WHAT TO PRODUCE
Repeat all entries exactly.

━━━ SOURCE RECORDS

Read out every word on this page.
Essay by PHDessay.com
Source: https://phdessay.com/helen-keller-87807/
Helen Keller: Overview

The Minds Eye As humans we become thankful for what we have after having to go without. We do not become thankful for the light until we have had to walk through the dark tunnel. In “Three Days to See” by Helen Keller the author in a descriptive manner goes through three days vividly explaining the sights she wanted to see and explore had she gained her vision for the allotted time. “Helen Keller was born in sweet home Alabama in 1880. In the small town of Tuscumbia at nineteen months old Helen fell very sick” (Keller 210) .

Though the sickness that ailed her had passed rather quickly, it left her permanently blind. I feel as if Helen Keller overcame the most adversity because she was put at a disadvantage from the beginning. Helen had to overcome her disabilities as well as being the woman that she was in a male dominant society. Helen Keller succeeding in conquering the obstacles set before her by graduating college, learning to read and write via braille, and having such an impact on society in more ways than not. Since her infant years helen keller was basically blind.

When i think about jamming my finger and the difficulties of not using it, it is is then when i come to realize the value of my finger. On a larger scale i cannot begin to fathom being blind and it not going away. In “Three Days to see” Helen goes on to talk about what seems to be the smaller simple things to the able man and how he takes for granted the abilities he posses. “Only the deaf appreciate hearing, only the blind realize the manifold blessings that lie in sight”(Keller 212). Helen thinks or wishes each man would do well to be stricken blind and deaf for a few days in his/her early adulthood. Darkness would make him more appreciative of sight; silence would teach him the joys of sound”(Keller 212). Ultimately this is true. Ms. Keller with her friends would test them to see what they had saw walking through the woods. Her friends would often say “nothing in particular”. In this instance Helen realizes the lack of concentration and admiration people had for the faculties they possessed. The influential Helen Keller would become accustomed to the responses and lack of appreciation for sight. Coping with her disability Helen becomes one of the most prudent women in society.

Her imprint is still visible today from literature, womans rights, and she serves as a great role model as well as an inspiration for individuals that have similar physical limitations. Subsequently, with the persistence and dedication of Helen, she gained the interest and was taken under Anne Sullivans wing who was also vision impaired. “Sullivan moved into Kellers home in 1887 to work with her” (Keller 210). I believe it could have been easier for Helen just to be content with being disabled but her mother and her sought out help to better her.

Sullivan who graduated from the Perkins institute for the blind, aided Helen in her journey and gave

━━━━━━

RESPONSE
Read out every word on this page.
Essay by PHDessay.com
Source: https://phdessay.com/helen-keller-87807/
Helen Keller: Overview

The Minds Eye As humans we become thankful for what we have after having to go without. We do not become thankful for the light until we have had to walk through the dark tunnel. In “Three Days to See” by Helen Keller the author in a descriptive manner goes through three days vividly explaining the sights she wanted to see and explore had she gained her vision for the allotted time. “Helen Keller was born in sweet home Alabama in 1880. In the small town of Tuscumbia at nineteen months old Helen fell very sick” (Keller 210) .

Though the sickness that ailed her had passed rather quickly, it left her permanently blind. I feel as if Helen Keller overcame the most adversity because she was put at a disadvantage from the beginning. Helen had to overcome her disabilities as well as being the woman that she was in a male dominant society. Helen Keller succeeding in conquering the obstacles set before her by graduating college, learning to read and write via braille, and having such an impact on society in more ways than not. Since her infant years helen keller was basically blind.

When i think about jamming my finger and the difficulties of not using it, it is is then when i come to realize the value of my finger. On a larger scale i cannot begin to fathom being blind and it not going away. In “Three Days to see” Helen goes on to talk about what seems to be the smaller simple things to the able man and how he takes for granted the abilities he posses. “Only the deaf appreciate hearing, only the blind realize the manifold blessings that lie in sight”(Keller 212). Helen thinks or wishes each man would do well to be stricken blind and deaf for a few days in his/her early adulthood. Darkness would make him more appreciative of sight; silence would teach him the joys of sound”(Keller 212). Ultimately this is true. Ms. Keller with her friends would test them to see what they had saw walking through the woods. Her friends would often say “nothing in particular”. In this instance Helen realizes the lack of concentration and admiration people had for the faculties they possessed. The influential Helen Keller would become accustomed to the responses and lack of appreciation for sight. Coping with her disability Helen becomes one of the most prudent women in society.

Her imprint is still visible today from literature, womans rights, and she serves as a great role model as well as an inspiration for individuals that have similar physical limitations. Subsequently, with the persistence and dedication of Helen, she gained the interest and was taken under Anne Sullivans wing who was also vision impaired. “Sullivan moved into Kellers home in 1887 to work with her” (Keller 210). I believe it could have been easier for Helen just to be content with being disabled but her mother and her sought out help to better her.

Sullivan who graduated from the Perkins institute for the blind, aided Helen in her journey and gave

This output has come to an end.